[EXERCISE TEXT]
But first make yourself confortable with the synchronized statement.
If you think that you will often use multi threading in java, you might want to read
"Java Concurrency in Practise"
Synchronized is used so that each thread will enter that method or that portion of the code on at a time. If you want to
public class CountingSemaphore {
private int value = 0;
private int waitCount = 0;
private int notifyCount = 0;
public CountingSemaphore(int initial) {
if (initial > 0) {
value = initial;
}
}
public synchronized void waitForNotify() {
if (value <= waitCount) {
waitCount++;
try {
do {
wait();
} while (notifyCount == 0);
} catch (InterruptedException e) {
notify();
} finally {
waitCount--;
}
notifyCount--;
}
value--;
}
public synchronized void notifyToWakeup() {
value++;
if (waitCount > notifyCount) {
notifyCount++;
notify();
}
}
}
This is an implementation of a counting semaphore. It maintains counter variables ‘value’, ‘waitCount’ and ‘notifyCount’. This makes the thread to wait if value is lesser than waitCount and notifyCount is empty.

[GIVEN ENTRIES]

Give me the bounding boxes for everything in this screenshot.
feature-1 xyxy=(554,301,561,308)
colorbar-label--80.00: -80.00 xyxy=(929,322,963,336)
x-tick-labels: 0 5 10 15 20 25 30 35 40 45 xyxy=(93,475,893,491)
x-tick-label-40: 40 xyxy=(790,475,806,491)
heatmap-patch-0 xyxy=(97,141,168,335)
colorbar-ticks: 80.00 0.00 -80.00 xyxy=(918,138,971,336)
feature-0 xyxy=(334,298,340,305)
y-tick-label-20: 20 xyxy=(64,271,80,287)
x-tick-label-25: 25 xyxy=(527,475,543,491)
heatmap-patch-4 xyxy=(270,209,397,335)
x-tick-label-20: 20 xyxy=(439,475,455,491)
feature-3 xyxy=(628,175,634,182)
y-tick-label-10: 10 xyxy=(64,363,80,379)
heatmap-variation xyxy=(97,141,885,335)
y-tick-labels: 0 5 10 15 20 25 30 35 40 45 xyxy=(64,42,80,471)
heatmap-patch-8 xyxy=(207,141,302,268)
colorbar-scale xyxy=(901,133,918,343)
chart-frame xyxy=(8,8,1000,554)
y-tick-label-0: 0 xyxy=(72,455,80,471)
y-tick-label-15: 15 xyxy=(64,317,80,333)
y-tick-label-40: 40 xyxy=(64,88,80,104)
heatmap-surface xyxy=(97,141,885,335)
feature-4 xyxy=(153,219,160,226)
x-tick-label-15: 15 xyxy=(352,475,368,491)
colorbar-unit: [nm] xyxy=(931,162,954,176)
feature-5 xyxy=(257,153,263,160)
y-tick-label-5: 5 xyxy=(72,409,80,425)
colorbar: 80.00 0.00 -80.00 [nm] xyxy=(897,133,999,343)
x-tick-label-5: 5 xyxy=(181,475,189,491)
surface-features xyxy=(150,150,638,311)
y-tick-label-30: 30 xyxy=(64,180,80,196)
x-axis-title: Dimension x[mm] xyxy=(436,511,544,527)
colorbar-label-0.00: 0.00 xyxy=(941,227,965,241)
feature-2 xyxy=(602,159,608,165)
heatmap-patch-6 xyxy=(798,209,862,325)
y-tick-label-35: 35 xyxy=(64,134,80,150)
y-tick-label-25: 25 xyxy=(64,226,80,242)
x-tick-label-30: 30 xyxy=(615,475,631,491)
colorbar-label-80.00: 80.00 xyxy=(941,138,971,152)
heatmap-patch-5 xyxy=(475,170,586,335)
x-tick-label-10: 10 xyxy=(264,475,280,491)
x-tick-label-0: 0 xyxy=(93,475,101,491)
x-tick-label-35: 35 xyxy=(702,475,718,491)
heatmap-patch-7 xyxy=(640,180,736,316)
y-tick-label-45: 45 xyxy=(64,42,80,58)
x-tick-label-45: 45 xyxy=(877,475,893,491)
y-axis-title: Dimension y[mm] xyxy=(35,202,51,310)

[QUESTIONS TO ANSWER]
1) In the counting semaphore text, which book is suggested for readers who expect to use multithreading in Java often?
2) Continue the counting semaphore text from where it stops.

[TASK-BY-TASK RESULTS]
1) "Java Concurrency in Practise"

2)
You can use Java Counting Semaphore. Conceptually, a semaphore maintains a set of permits. Each acquire() blocks if necessary until a permit is available, and then takes it. Each release() adds a permit, potentially releasing a blocking acquirer. However, no actual permit objects are used; the Semaphore just keeps a count of the number available and acts accordingly.
Semaphores are often used to restrict the number of threads than can access some (physical or logical) resource. For example, here is a class that uses a semaphore to control access to a pool of items:
class Pool {
private static final MAX_AVAILABLE = 100;
private final Semaphore available = new Semaphore(MAX_AVAILABLE, true);
public Object getItem() throws InterruptedException {
available.acquire();
return getNextAvailableItem();
}
public void putItem(Object x) {
if (markAsUnused(x))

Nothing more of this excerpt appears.